▶ [TO DO] Extract the full set of records that follows, word for word.
════════════════════
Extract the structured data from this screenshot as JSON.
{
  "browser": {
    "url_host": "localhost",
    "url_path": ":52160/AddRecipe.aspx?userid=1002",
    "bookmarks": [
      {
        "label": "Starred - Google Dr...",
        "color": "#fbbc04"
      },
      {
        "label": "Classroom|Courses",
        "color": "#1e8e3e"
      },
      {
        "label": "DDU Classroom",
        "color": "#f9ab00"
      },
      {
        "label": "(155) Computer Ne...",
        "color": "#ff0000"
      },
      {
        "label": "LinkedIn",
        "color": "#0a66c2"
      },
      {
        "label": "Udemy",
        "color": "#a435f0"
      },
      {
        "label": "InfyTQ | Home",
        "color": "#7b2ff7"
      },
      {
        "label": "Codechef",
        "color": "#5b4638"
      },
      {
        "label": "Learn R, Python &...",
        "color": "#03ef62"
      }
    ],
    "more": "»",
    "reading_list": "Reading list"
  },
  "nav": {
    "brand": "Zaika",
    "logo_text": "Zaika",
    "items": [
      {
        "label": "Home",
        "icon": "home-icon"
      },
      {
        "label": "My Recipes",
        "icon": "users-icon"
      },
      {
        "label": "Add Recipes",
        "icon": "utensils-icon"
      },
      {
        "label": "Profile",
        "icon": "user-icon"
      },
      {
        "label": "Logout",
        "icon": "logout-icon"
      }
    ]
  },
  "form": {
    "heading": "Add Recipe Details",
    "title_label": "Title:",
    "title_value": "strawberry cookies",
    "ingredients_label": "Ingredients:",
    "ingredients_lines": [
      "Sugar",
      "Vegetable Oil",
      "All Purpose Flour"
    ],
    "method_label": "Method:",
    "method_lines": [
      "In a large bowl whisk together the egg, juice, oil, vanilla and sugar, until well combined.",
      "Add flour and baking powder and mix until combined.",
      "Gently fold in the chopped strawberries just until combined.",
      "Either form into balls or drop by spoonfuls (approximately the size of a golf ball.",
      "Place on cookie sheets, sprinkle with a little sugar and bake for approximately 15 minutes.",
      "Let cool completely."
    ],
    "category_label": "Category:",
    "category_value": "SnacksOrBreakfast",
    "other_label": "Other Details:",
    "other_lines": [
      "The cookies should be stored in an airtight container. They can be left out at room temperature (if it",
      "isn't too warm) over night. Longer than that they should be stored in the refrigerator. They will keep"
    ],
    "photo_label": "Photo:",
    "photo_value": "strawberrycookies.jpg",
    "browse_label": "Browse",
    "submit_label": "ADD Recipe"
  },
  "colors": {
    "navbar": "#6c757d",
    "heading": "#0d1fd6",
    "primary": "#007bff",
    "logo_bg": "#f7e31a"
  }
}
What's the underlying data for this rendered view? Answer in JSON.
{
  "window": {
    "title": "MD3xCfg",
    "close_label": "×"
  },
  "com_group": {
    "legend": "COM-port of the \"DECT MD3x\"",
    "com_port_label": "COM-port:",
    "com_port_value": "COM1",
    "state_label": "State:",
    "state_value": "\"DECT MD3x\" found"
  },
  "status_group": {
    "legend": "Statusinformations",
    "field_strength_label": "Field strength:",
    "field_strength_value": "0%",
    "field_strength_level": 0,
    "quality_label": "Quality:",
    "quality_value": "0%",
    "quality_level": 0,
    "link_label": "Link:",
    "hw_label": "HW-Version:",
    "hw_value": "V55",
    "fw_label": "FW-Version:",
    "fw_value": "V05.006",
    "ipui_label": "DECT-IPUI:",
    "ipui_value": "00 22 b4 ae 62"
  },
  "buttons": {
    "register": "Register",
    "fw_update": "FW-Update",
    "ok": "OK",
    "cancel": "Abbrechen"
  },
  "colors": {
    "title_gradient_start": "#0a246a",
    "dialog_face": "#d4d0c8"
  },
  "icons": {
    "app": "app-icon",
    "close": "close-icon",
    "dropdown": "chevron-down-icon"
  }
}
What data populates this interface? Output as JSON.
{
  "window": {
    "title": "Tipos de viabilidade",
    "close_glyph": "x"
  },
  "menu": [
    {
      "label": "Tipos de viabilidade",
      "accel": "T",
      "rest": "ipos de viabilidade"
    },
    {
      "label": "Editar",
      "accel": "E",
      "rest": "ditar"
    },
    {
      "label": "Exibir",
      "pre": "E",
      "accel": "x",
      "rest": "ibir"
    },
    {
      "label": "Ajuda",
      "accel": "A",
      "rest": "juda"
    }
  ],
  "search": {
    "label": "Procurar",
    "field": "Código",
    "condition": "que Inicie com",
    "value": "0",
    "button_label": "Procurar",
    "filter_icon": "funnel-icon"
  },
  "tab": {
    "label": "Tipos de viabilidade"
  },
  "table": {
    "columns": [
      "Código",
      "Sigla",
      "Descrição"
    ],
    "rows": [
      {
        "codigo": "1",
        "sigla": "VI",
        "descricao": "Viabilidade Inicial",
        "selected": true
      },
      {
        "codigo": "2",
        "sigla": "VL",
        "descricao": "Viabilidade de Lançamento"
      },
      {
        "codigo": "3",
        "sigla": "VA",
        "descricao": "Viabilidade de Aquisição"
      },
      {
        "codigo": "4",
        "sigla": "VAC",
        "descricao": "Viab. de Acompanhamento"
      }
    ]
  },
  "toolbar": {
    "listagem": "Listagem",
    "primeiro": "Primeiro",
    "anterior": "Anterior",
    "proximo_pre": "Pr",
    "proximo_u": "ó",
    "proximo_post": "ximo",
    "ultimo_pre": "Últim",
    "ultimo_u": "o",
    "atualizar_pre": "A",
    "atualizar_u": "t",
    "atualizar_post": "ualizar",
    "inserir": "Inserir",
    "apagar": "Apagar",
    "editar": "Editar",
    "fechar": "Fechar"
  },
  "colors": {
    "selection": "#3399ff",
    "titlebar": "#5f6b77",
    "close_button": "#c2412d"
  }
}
════════════════════
▶ [TASK ANSWER]
Extract the structured data from this screenshot as JSON.
{
  "browser": {
    "url_host": "localhost",
    "url_path": ":52160/AddRecipe.aspx?userid=1002",
    "bookmarks": [
      {
        "label": "Starred - Google Dr...",
        "color": "#fbbc04"
      },
      {
        "label": "Classroom|Courses",
        "color": "#1e8e3e"
      },
      {
        "label": "DDU Classroom",
        "color": "#f9ab00"
      },
      {
        "label": "(155) Computer Ne...",
        "color": "#ff0000"
      },
      {
        "label": "LinkedIn",
        "color": "#0a66c2"
      },
      {
        "label": "Udemy",
        "color": "#a435f0"
      },
      {
        "label": "InfyTQ | Home",
        "color": "#7b2ff7"
      },
      {
        "label": "Codechef",
        "color": "#5b4638"
      },
      {
        "label": "Learn R, Python &...",
        "color": "#03ef62"
      }
    ],
    "more": "»",
    "reading_list": "Reading list"
  },
  "nav": {
    "brand": "Zaika",
    "logo_text": "Zaika",
    "items": [
      {
        "label": "Home",
        "icon": "home-icon"
      },
      {
        "label": "My Recipes",
        "icon": "users-icon"
      },
      {
        "label": "Add Recipes",
        "icon": "utensils-icon"
      },
      {
        "label": "Profile",
        "icon": "user-icon"
      },
      {
        "label": "Logout",
        "icon": "logout-icon"
      }
    ]
  },
  "form": {
    "heading": "Add Recipe Details",
    "title_label": "Title:",
    "title_value": "strawberry cookies",
    "ingredients_label": "Ingredients:",
    "ingredients_lines": [
      "Sugar",
      "Vegetable Oil",
      "All Purpose Flour"
    ],
    "method_label": "Method:",
    "method_lines": [
      "In a large bowl whisk together the egg, juice, oil, vanilla and sugar, until well combined.",
      "Add flour and baking powder and mix until combined.",
      "Gently fold in the chopped strawberries just until combined.",
      "Either form into balls or drop by spoonfuls (approximately the size of a golf ball.",
      "Place on cookie sheets, sprinkle with a little sugar and bake for approximately 15 minutes.",
      "Let cool completely."
    ],
    "category_label": "Category:",
    "category_value": "SnacksOrBreakfast",
    "other_label": "Other Details:",
    "other_lines": [
      "The cookies should be stored in an airtight container. They can be left out at room temperature (if it",
      "isn't too warm) over night. Longer than that they should be stored in the refrigerator. They will keep"
    ],
    "photo_label": "Photo:",
    "photo_value": "strawberrycookies.jpg",
    "browse_label": "Browse",
    "submit_label": "ADD Recipe"
  },
  "colors": {
    "navbar": "#6c757d",
    "heading": "#0d1fd6",
    "primary": "#007bff",
    "logo_bg": "#f7e31a"
  }
}
What's the underlying data for this rendered view? Answer in JSON.
{
  "window": {
    "title": "MD3xCfg",
    "close_label": "×"
  },
  "com_group": {
    "legend": "COM-port of the \"DECT MD3x\"",
    "com_port_label": "COM-port:",
    "com_port_value": "COM1",
    "state_label": "State:",
    "state_value": "\"DECT MD3x\" found"
  },
  "status_group": {
    "legend": "Statusinformations",
    "field_strength_label": "Field strength:",
    "field_strength_value": "0%",
    "field_strength_level": 0,
    "quality_label": "Quality:",
    "quality_value": "0%",
    "quality_level": 0,
    "link_label": "Link:",
    "hw_label": "HW-Version:",
    "hw_value": "V55",
    "fw_label": "FW-Version:",
    "fw_value": "V05.006",
    "ipui_label": "DECT-IPUI:",
    "ipui_value": "00 22 b4 ae 62"
  },
  "buttons": {
    "register": "Register",
    "fw_update": "FW-Update",
    "ok": "OK",
    "cancel": "Abbrechen"
  },
  "colors": {
    "title_gradient_start": "#0a246a",
    "dialog_face": "#d4d0c8"
  },
  "icons": {
    "app": "app-icon",
    "close": "close-icon",
    "dropdown": "chevron-down-icon"
  }
}
What data populates this interface? Output as JSON.
{
  "window": {
    "title": "Tipos de viabilidade",
    "close_glyph": "x"
  },
  "menu": [
    {
      "label": "Tipos de viabilidade",
      "accel": "T",
      "rest": "ipos de viabilidade"
    },
    {
      "label": "Editar",
      "accel": "E",
      "rest": "ditar"
    },
    {
      "label": "Exibir",
      "pre": "E",
      "accel": "x",
      "rest": "ibir"
    },
    {
      "label": "Ajuda",
      "accel": "A",
      "rest": "juda"
    }
  ],
  "search": {
    "label": "Procurar",
    "field": "Código",
    "condition": "que Inicie com",
    "value": "0",
    "button_label": "Procurar",
    "filter_icon": "funnel-icon"
  },
  "tab": {
    "label": "Tipos de viabilidade"
  },
  "table": {
    "columns": [
      "Código",
      "Sigla",
      "Descrição"
    ],
    "rows": [
      {
        "codigo": "1",
        "sigla": "VI",
        "descricao": "Viabilidade Inicial",
        "selected": true
      },
      {
        "codigo": "2",
        "sigla": "VL",
        "descricao": "Viabilidade de Lançamento"
      },
      {
        "codigo": "3",
        "sigla": "VA",
        "descricao": "Viabilidade de Aquisição"
      },
      {
        "codigo": "4",
        "sigla": "VAC",
        "descricao": "Viab. de Acompanhamento"
      }
    ]
  },
  "toolbar": {
    "listagem": "Listagem",
    "primeiro": "Primeiro",
    "anterior": "Anterior",
    "proximo_pre": "Pr",
    "proximo_u": "ó",
    "proximo_post": "ximo",
    "ultimo_pre": "Últim",
    "ultimo_u": "o",
    "atualizar_pre": "A",
    "atualizar_u": "t",
    "atualizar_post": "ualizar",
    "inserir": "Inserir",
    "apagar": "Apagar",
    "editar": "Editar",
    "fechar": "Fechar"
  },
  "colors": {
    "selection": "#3399ff",
    "titlebar": "#5f6b77",
    "close_button": "#c2412d"
  }
}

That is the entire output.